_WORK TO DO_
Copy out each line of the material below that holds the string "מיעצר".

_AVAILABLE RECORDS_
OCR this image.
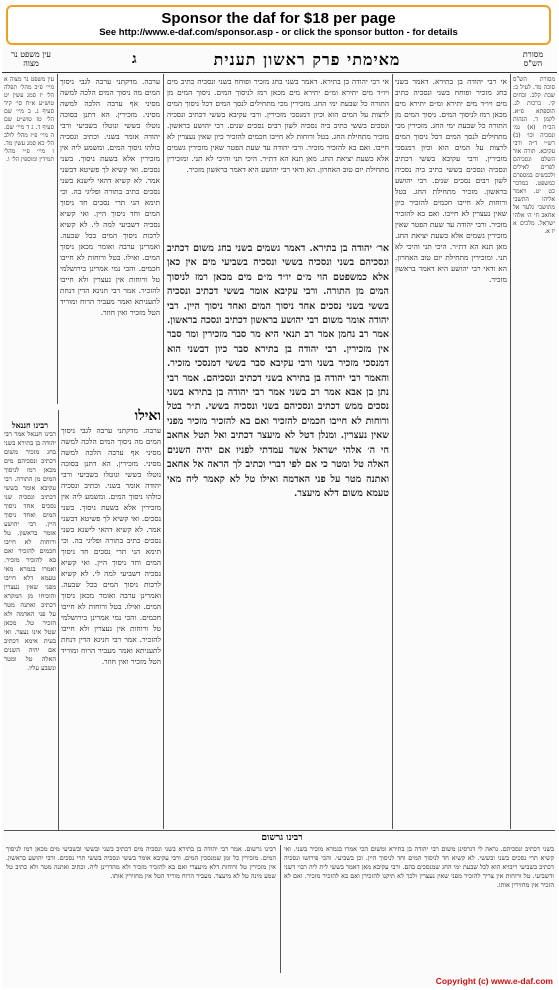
Sponsor the daf for $18 per page
See http://www.e-daf.com/sponsor.asp - or click the sponsor button - for details
עין משפט נר מצוה	ג	מאימתי פרק ראשון תענית	מסורת הש"ס
עין משפט נר מצוה א מיי׳ פ״ב מהל׳ תפלה הל׳ יז סמג עשין יט טוש״ע א״ח סי׳ קיד סעיף ג. ב מיי׳ שם הל׳ טז טוש״ע שם סעיף ד. ג ד מיי׳ שם. ה מיי׳ פ״ז מהל׳ לולב הל׳ כא סמג עשין מד. ו מיי׳ פ״י מהל׳ תמידין ומוספין הל׳ ו.
ערבה. מדקתני ערבה לגבי ניסוך המים מה ניסוך המים הלכה למשה מסיני אף ערבה הלכה למשה מסיני. מזכירין. הא דתנן בסוכה נוטלו בששי ונוטלו בשביעי ורבי יהודה אומר בשני. וכתיב ונסכיה כולהו ניסוך המים. ומשמע ליה אין מזכירין אלא בשעת ניסוך. בשני נסכים. ואי קשיא לך פשיטא דבשני אמר. לא קשיא דהאי לישנא בשני נסכים כתיב בתורה ופליגי בה. וכי תימא הני תרי נסכים חד ניסוך המים וחד ניסוך היין. ואי קשיא נסכיה דשביעי למה לי. לא קשיא לרבות ניסוך המים בכל שבעה. ואמרינן ערבה ואומר מכאן ניסוך המים. ואילו. בטל ורוחות לא חייבו חכמים. והכי נמי אמרינן בירושלמי טל ורוחות אין נעצרין ולא חייבו להזכיר. אמר רבי חנינא הדין דנחת לתעניתא ואמר מעביר הרוח ומוריד הטל מזכיר ואין חוזר.
רבינו חננאל
רבינו חננאל אמר רבי יהודה בן בתירא בשני בחג מזכיר משום דכתיב ונסכיהם מים מכאן רמז לניסוך המים מן התורה. רבי עקיבא אומר בששי דכתיב ונסכיה שני נסכים אחד ניסוך המים ואחד ניסוך היין. רבי יהושע אומר בראשון. טל ורוחות לא חייבו חכמים להזכיר ואם בא להזכיר מזכיר. ואמרו בגמרא מאי טעמא דלא חייבו מפני שאין נעצרין והוכיחו מן המקרא דכתיב ואתנה מטר על פני האדמה ולא הזכיר טל. מכאן שטל אינו נעצר. ואי בעית אימא דכתיב אם יהיה השנים האלה טל ומטר ונשבע עליו.
ואילו
ערבה. מדקתני ערבה לגבי ניסוך המים מה ניסוך המים הלכה למשה מסיני אף ערבה הלכה למשה מסיני. מזכירין. הא דתנן בסוכה נוטלו בששי ונוטלו בשביעי ורבי יהודה אומר בשני. וכתיב ונסכיה כולהו ניסוך המים. ומשמע ליה אין מזכירין אלא בשעת ניסוך. בשני נסכים. ואי קשיא לך פשיטא דבשני אמר. לא קשיא דהאי לישנא בשני נסכים כתיב בתורה ופליגי בה. וכי תימא הני תרי נסכים חד ניסוך המים וחד ניסוך היין. ואי קשיא נסכיה דשביעי למה לי. לא קשיא לרבות ניסוך המים בכל שבעה. ואמרינן ערבה ואומר מכאן ניסוך המים. ואילו. בטל ורוחות לא חייבו חכמים. והכי נמי אמרינן בירושלמי טל ורוחות אין נעצרין ולא חייבו להזכיר. אמר רבי חנינא הדין דנחת לתעניתא ואמר מעביר הרוח ומוריד הטל מזכיר ואין חוזר.
אי רבי יהודה בן בתירא. דאמר בשני בחג מזכיר ופוחח בשני ונסכיה כתיב מים ויו״ד מים יתירא ומ״ם יתירא מים מכאן רמז לניסוך המים. ניסוך המים מן התורה כל שבעת ימי החג. מזכירין מכי מתחילים לנסך המים דכל ניסוך המים לרצות על המים הוא וכיון דמנסכי מזכירין. ורבי עקיבא בששי דכתיב ונסכיה ונסכים בששי כתיב ביה נסכיה לשון רבים נסכים שנים. רבי יהושע בראשון. מזכיר מתחילת החג. בטל ורוחות לא חייבו חכמים להזכיר כיון שאין נעצרין לא חייבו. ואם בא להזכיר מזכיר. ורבי יהודה עד שעת הפטר שאין מזכירין גשמים אלא כשעת יציאת החג. מאן תנא הא דת״ר. היכי תני והיכי לא תני. ומזכירין מתחילת יום טוב האחרון. הא ודאי רבי יהושע היא דאמר בראשון מזכיר.
אר׳ יהודה בן בתירא. דאמר גשמים בשני בחג משום דכתיב ונסכיהם בשני ונסכיה בששי ונסכיה בשביעי מים אין כאן אלא כמשפטם הוי מ״ם יו״ד מ״ם מים מכאן רמז לניסוך המים מן התורה. ורבי עקיבא אומר בששי דכתיב ונסכיה בששי בשני נסכים אחד ניסוך המים ואחד ניסוך היין. רבי יהודה אומר משום רבי יהושע בראשון דכתיב ונסכה בראשון. אמר רב נחמן אמר רב תנאי היא מר סבר מזכירין ומר סבר אין מזכירין. רבי יהודה בן בתירא סבר כיון דבשני הוא דמנסכי מזכיר בשני ורבי עקיבא סבר בששי דמנסכי מזכיר. והאמר רבי יהודה בן בתירא בשני דכתיב ונסכיהם. אמר רבי נתן בן אבא אמר רב בשני אמר רבי יהודה בן בתירא בשני נסכים ממש דכתיב ונסכיהם בשני ונסכיה בששי. ת״ר בטל ורוחות לא חייבו חכמים להזכיר ואם בא להזכיר מזכיר מפני שאין נעצרין. ומנלן דטל לא מיעצר דכתיב ואל תטל אחאב חי ה׳ אלהי ישראל אשר עמדתי לפניו אם יהיה השנים האלה טל ומטר כי אם לפי דברי וכתיב לך הראה אל אחאב ואתנה מטר על פני האדמה ואילו טל לא קאמר ליה מאי טעמא משום דלא מיעצר.
אי רבי יהודה בן בתירא. דאמר בשני בחג מזכיר ופוחח בשני ונסכיה כתיב מים ויו״ד מים יתירא ומ״ם יתירא מים מכאן רמז לניסוך המים. ניסוך המים מן התורה כל שבעת ימי החג. מזכירין מכי מתחילים לנסך המים דכל ניסוך המים לרצות על המים הוא וכיון דמנסכי מזכירין. ורבי עקיבא בששי דכתיב ונסכיה ונסכים בששי כתיב ביה נסכיה לשון רבים נסכים שנים. רבי יהושע בראשון. מזכיר מתחילת החג. בטל ורוחות לא חייבו חכמים להזכיר כיון שאין נעצרין לא חייבו. ואם בא להזכיר מזכיר. ורבי יהודה עד שעת הפטר שאין מזכירין גשמים אלא כשעת יציאת החג. מאן תנא הא דת״ר. היכי תני והיכי לא תני. ומזכירין מתחילת יום טוב האחרון. הא ודאי רבי יהושע היא דאמר בראשון מזכיר.
מסורת הש"ס סוכה מד. לעיל ב: שבת קלב. זבחים קי. ברכות לג. תוספתא פ״א. לקמן ד. הגהות הב״ח (א) גמ׳ ונסכיה וכו׳ (ב) רש״י ד״ה ורבי עקיבא. תורה אור השלם ונסכיהם לפרים לאילים ולכבשים במספרם כמשפט. במדבר כט יט. ויאמר אליהו התשבי מתושבי גלעד אל אחאב חי ה׳ אלהי ישראל. מלכים א יז א.
רבינו גרשום
בשני דכתיב ונסכיהם. נראה לי דגרסינן משום רבי יהודה בן בתירא ומשום הכי אמרו בגמרא מזכיר בשני. ואי קשיא תרי נסכים בשני ובששי. לא קשיא חד לניסוך המים וחד לניסוך היין. וכן בשביעי. והכי פירושו ונסכיה דכתיב בשביעי ריבויא הוא לכל שבעת ימי החג שמנסכים בהם. ורבי עקיבא מאן דאמר בששי לית ליה רבוי דשני ודשביעי. טל ורוחות אין צריך להזכיר מפני שאין נעצרין ולכך לא תיקנו להזכירן ואם בא להזכיר מזכיר. ואם לא הזכיר אין מחזירין אותו.
רבינו גרשום. אמר רבי יהודה בן בתירא בשני ונסכיה מים דכתיב בשני ובששי ובשביעי מים מכאן רמז לניסוך המים. מזכירין כל זמן שמנסכין המים. ורבי עקיבא אומר בששי ונסכיה בששי תרי נסכים. ורבי יהושע בראשון. אין מזכירין טל ורוחות דלא מיעצרי ואם בא להזכיר מזכיר ולא מהדרינן ליה. וכתיב ואתנה מטר ולא כתיב טל שמע מינה טל לא מיעצר. מעביר הרוח מוריד הטל אין מחזירין אותו.
Copyright (c) www.e-daf.com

_WORKED ANSWER_
אר׳ יהודה בן בתירא. דאמר גשמים בשני בחג משום דכתיב ונסכיהם בשני ונסכיה בששי ונסכיה בשביעי מים אין כאן אלא כמשפטם הוי מ״ם יו״ד מ״ם מים מכאן רמז לניסוך המים מן התורה. ורבי עקיבא אומר בששי דכתיב ונסכיה בששי בשני נסכים אחד ניסוך המים ואחד ניסוך היין. רבי יהודה אומר משום רבי יהושע בראשון דכתיב ונסכה בראשון. אמר רב נחמן אמר רב תנאי היא מר סבר מזכירין ומר סבר אין מזכירין. רבי יהודה בן בתירא סבר כיון דבשני הוא דמנסכי מזכיר בשני ורבי עקיבא סבר בששי דמנסכי מזכיר. והאמר רבי יהודה בן בתירא בשני דכתיב ונסכיהם. אמר רבי נתן בן אבא אמר רב בשני אמר רבי יהודה בן בתירא בשני נסכים ממש דכתיב ונסכיהם בשני ונסכיה בששי. ת״ר בטל ורוחות לא חייבו חכמים להזכיר ואם בא להזכיר מזכיר מפני שאין נעצרין. ומנלן דטל לא מיעצר דכתיב ואל תטל אחאב חי ה׳ אלהי ישראל אשר עמדתי לפניו אם יהיה השנים האלה טל ומטר כי אם לפי דברי וכתיב לך הראה אל אחאב ואתנה מטר על פני האדמה ואילו טל לא קאמר ליה מאי טעמא משום דלא מיעצר.
רבינו גרשום. אמר רבי יהודה בן בתירא בשני ונסכיה מים דכתיב בשני ובששי ובשביעי מים מכאן רמז לניסוך המים. מזכירין כל זמן שמנסכין המים. ורבי עקיבא אומר בששי ונסכיה בששי תרי נסכים. ורבי יהושע בראשון. אין מזכירין טל ורוחות דלא מיעצרי ואם בא להזכיר מזכיר ולא מהדרינן ליה. וכתיב ואתנה מטר ולא כתיב טל שמע מינה טל לא מיעצר. מעביר הרוח מוריד הטל אין מחזירין אותו.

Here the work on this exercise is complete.